Copy the data below exactly.

╔══

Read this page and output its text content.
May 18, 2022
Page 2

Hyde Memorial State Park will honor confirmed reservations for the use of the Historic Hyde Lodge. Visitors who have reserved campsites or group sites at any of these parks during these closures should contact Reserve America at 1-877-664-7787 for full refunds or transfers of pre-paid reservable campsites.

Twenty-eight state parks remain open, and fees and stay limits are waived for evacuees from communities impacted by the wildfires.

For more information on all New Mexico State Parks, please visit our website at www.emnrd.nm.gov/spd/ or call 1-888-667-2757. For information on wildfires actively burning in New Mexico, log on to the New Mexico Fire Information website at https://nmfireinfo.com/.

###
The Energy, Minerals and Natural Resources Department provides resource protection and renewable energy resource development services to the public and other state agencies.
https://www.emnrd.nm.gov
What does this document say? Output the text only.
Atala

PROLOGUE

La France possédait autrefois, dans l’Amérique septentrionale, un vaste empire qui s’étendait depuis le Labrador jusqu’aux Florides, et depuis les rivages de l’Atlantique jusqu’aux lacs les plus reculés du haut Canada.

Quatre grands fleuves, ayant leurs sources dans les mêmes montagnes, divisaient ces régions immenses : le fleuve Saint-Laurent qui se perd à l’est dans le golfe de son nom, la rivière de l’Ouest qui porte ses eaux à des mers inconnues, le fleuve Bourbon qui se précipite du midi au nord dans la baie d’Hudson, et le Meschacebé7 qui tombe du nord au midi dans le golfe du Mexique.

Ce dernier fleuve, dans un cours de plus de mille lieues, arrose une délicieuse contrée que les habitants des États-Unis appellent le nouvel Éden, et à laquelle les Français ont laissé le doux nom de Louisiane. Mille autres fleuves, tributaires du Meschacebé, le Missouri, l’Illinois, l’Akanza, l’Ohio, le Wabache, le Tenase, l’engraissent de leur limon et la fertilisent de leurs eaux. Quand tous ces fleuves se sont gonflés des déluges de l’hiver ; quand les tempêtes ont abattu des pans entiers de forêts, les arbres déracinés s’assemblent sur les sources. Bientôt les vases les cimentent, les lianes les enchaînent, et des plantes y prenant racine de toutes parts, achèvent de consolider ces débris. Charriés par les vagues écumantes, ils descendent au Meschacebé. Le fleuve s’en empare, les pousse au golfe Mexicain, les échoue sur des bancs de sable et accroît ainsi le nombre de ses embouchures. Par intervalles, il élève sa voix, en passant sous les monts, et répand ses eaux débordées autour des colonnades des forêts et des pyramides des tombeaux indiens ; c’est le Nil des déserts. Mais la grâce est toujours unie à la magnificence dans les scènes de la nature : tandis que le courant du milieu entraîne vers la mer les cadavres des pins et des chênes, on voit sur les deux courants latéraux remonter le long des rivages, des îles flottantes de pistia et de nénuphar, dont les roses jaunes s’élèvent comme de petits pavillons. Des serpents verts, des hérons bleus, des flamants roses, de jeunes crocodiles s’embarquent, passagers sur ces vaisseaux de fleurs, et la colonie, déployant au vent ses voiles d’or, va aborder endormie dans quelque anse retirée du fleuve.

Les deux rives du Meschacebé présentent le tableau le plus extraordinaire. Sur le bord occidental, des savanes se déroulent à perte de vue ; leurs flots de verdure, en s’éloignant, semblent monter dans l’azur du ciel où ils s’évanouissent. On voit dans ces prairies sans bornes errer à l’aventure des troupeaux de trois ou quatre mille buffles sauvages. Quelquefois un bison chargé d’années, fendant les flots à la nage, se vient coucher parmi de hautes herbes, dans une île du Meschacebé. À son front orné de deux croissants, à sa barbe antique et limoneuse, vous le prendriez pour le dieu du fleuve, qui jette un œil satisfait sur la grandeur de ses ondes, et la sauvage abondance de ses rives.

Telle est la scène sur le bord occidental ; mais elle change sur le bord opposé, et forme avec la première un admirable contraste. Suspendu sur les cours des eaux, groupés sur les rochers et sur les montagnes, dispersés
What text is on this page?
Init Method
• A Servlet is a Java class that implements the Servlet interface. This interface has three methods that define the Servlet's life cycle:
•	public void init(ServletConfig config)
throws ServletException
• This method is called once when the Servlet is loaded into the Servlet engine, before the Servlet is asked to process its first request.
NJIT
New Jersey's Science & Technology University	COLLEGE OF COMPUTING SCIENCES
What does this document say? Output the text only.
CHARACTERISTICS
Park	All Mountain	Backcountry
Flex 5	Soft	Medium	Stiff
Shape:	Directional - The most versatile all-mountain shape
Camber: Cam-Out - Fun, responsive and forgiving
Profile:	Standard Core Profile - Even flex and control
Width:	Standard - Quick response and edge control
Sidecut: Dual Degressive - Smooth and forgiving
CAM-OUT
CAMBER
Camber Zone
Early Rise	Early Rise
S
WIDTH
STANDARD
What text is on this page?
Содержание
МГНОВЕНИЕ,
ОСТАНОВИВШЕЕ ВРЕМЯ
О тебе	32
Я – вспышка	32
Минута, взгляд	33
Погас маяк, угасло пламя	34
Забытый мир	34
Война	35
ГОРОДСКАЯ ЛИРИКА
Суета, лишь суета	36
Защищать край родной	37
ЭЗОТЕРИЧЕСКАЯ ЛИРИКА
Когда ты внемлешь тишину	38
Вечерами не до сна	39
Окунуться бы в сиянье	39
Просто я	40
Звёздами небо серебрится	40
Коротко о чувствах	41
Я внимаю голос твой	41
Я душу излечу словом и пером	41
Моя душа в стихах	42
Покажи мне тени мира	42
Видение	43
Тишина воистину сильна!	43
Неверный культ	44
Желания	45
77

╚══

RESPONSE:
Read this page and output its text content.
May 18, 2022
Page 2

Hyde Memorial State Park will honor confirmed reservations for the use of the Historic Hyde Lodge. Visitors who have reserved campsites or group sites at any of these parks during these closures should contact Reserve America at 1-877-664-7787 for full refunds or transfers of pre-paid reservable campsites.

Twenty-eight state parks remain open, and fees and stay limits are waived for evacuees from communities impacted by the wildfires.

For more information on all New Mexico State Parks, please visit our website at www.emnrd.nm.gov/spd/ or call 1-888-667-2757. For information on wildfires actively burning in New Mexico, log on to the New Mexico Fire Information website at https://nmfireinfo.com/.

###
The Energy, Minerals and Natural Resources Department provides resource protection and renewable energy resource development services to the public and other state agencies.
https://www.emnrd.nm.gov
What does this document say? Output the text only.
Atala

PROLOGUE

La France possédait autrefois, dans l’Amérique septentrionale, un vaste empire qui s’étendait depuis le Labrador jusqu’aux Florides, et depuis les rivages de l’Atlantique jusqu’aux lacs les plus reculés du haut Canada.

Quatre grands fleuves, ayant leurs sources dans les mêmes montagnes, divisaient ces régions immenses : le fleuve Saint-Laurent qui se perd à l’est dans le golfe de son nom, la rivière de l’Ouest qui porte ses eaux à des mers inconnues, le fleuve Bourbon qui se précipite du midi au nord dans la baie d’Hudson, et le Meschacebé7 qui tombe du nord au midi dans le golfe du Mexique.

Ce dernier fleuve, dans un cours de plus de mille lieues, arrose une délicieuse contrée que les habitants des États-Unis appellent le nouvel Éden, et à laquelle les Français ont laissé le doux nom de Louisiane. Mille autres fleuves, tributaires du Meschacebé, le Missouri, l’Illinois, l’Akanza, l’Ohio, le Wabache, le Tenase, l’engraissent de leur limon et la fertilisent de leurs eaux. Quand tous ces fleuves se sont gonflés des déluges de l’hiver ; quand les tempêtes ont abattu des pans entiers de forêts, les arbres déracinés s’assemblent sur les sources. Bientôt les vases les cimentent, les lianes les enchaînent, et des plantes y prenant racine de toutes parts, achèvent de consolider ces débris. Charriés par les vagues écumantes, ils descendent au Meschacebé. Le fleuve s’en empare, les pousse au golfe Mexicain, les échoue sur des bancs de sable et accroît ainsi le nombre de ses embouchures. Par intervalles, il élève sa voix, en passant sous les monts, et répand ses eaux débordées autour des colonnades des forêts et des pyramides des tombeaux indiens ; c’est le Nil des déserts. Mais la grâce est toujours unie à la magnificence dans les scènes de la nature : tandis que le courant du milieu entraîne vers la mer les cadavres des pins et des chênes, on voit sur les deux courants latéraux remonter le long des rivages, des îles flottantes de pistia et de nénuphar, dont les roses jaunes s’élèvent comme de petits pavillons. Des serpents verts, des hérons bleus, des flamants roses, de jeunes crocodiles s’embarquent, passagers sur ces vaisseaux de fleurs, et la colonie, déployant au vent ses voiles d’or, va aborder endormie dans quelque anse retirée du fleuve.

Les deux rives du Meschacebé présentent le tableau le plus extraordinaire. Sur le bord occidental, des savanes se déroulent à perte de vue ; leurs flots de verdure, en s’éloignant, semblent monter dans l’azur du ciel où ils s’évanouissent. On voit dans ces prairies sans bornes errer à l’aventure des troupeaux de trois ou quatre mille buffles sauvages. Quelquefois un bison chargé d’années, fendant les flots à la nage, se vient coucher parmi de hautes herbes, dans une île du Meschacebé. À son front orné de deux croissants, à sa barbe antique et limoneuse, vous le prendriez pour le dieu du fleuve, qui jette un œil satisfait sur la grandeur de ses ondes, et la sauvage abondance de ses rives.

Telle est la scène sur le bord occidental ; mais elle change sur le bord opposé, et forme avec la première un admirable contraste. Suspendu sur les cours des eaux, groupés sur les rochers et sur les montagnes, dispersés
What text is on this page?
Init Method
• A Servlet is a Java class that implements the Servlet interface. This interface has three methods that define the Servlet's life cycle:
•	public void init(ServletConfig config)
throws ServletException
• This method is called once when the Servlet is loaded into the Servlet engine, before the Servlet is asked to process its first request.
NJIT
New Jersey's Science & Technology University	COLLEGE OF COMPUTING SCIENCES
What does this document say? Output the text only.
CHARACTERISTICS
Park	All Mountain	Backcountry
Flex 5	Soft	Medium	Stiff
Shape:	Directional - The most versatile all-mountain shape
Camber: Cam-Out - Fun, responsive and forgiving
Profile:	Standard Core Profile - Even flex and control
Width:	Standard - Quick response and edge control
Sidecut: Dual Degressive - Smooth and forgiving
CAM-OUT
CAMBER
Camber Zone
Early Rise	Early Rise
S
WIDTH
STANDARD
What text is on this page?
Содержание
МГНОВЕНИЕ,
ОСТАНОВИВШЕЕ ВРЕМЯ
О тебе	32
Я – вспышка	32
Минута, взгляд	33
Погас маяк, угасло пламя	34
Забытый мир	34
Война	35
ГОРОДСКАЯ ЛИРИКА
Суета, лишь суета	36
Защищать край родной	37
ЭЗОТЕРИЧЕСКАЯ ЛИРИКА
Когда ты внемлешь тишину	38
Вечерами не до сна	39
Окунуться бы в сиянье	39
Просто я	40
Звёздами небо серебрится	40
Коротко о чувствах	41
Я внимаю голос твой	41
Я душу излечу словом и пером	41
Моя душа в стихах	42
Покажи мне тени мира	42
Видение	43
Тишина воистину сильна!	43
Неверный культ	44
Желания	45
77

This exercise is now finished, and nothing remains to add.